==== Data for this exercise ====
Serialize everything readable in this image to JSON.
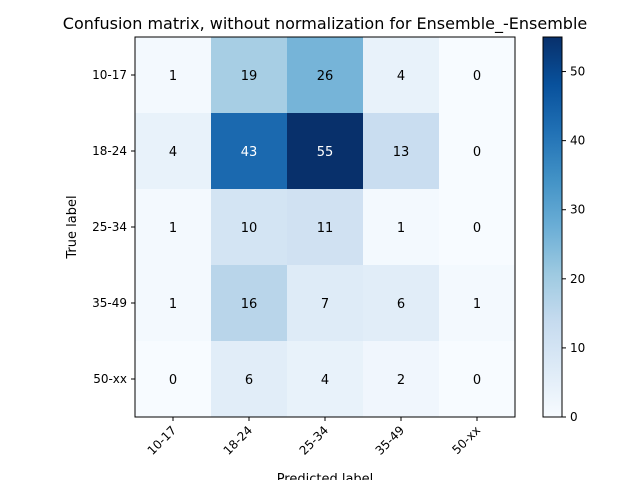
{
  "chart_data": {
    "type": "heatmap",
    "title": "Confusion matrix, without normalization for Ensemble_-Ensemble",
    "xlabel": "Predicted label",
    "ylabel": "True label",
    "x_categories": [
      "10-17",
      "18-24",
      "25-34",
      "35-49",
      "50-xx"
    ],
    "y_categories": [
      "10-17",
      "18-24",
      "25-34",
      "35-49",
      "50-xx"
    ],
    "values": [
      [
        1,
        19,
        26,
        4,
        0
      ],
      [
        4,
        43,
        55,
        13,
        0
      ],
      [
        1,
        10,
        11,
        1,
        0
      ],
      [
        1,
        16,
        7,
        6,
        1
      ],
      [
        0,
        6,
        4,
        2,
        0
      ]
    ],
    "colorbar": {
      "min": 0,
      "max": 55,
      "ticks": [
        0,
        10,
        20,
        30,
        40,
        50
      ],
      "colormap": "Blues"
    },
    "annotation_colors": {
      "light": "#000000",
      "dark": "#ffffff"
    }
  }
}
====
* _The task_
Retype the data above exactly; pictures are not part of the copy.

* _Exercise response_
Serialize everything readable in this image to JSON.
{
  "chart_data": {
    "type": "heatmap",
    "title": "Confusion matrix, without normalization for Ensemble_-Ensemble",
    "xlabel": "Predicted label",
    "ylabel": "True label",
    "x_categories": [
      "10-17",
      "18-24",
      "25-34",
      "35-49",
      "50-xx"
    ],
    "y_categories": [
      "10-17",
      "18-24",
      "25-34",
      "35-49",
      "50-xx"
    ],
    "values": [
      [
        1,
        19,
        26,
        4,
        0
      ],
      [
        4,
        43,
        55,
        13,
        0
      ],
      [
        1,
        10,
        11,
        1,
        0
      ],
      [
        1,
        16,
        7,
        6,
        1
      ],
      [
        0,
        6,
        4,
        2,
        0
      ]
    ],
    "colorbar": {
      "min": 0,
      "max": 55,
      "ticks": [
        0,
        10,
        20,
        30,
        40,
        50
      ],
      "colormap": "Blues"
    },
    "annotation_colors": {
      "light": "#000000",
      "dark": "#ffffff"
    }
  }
}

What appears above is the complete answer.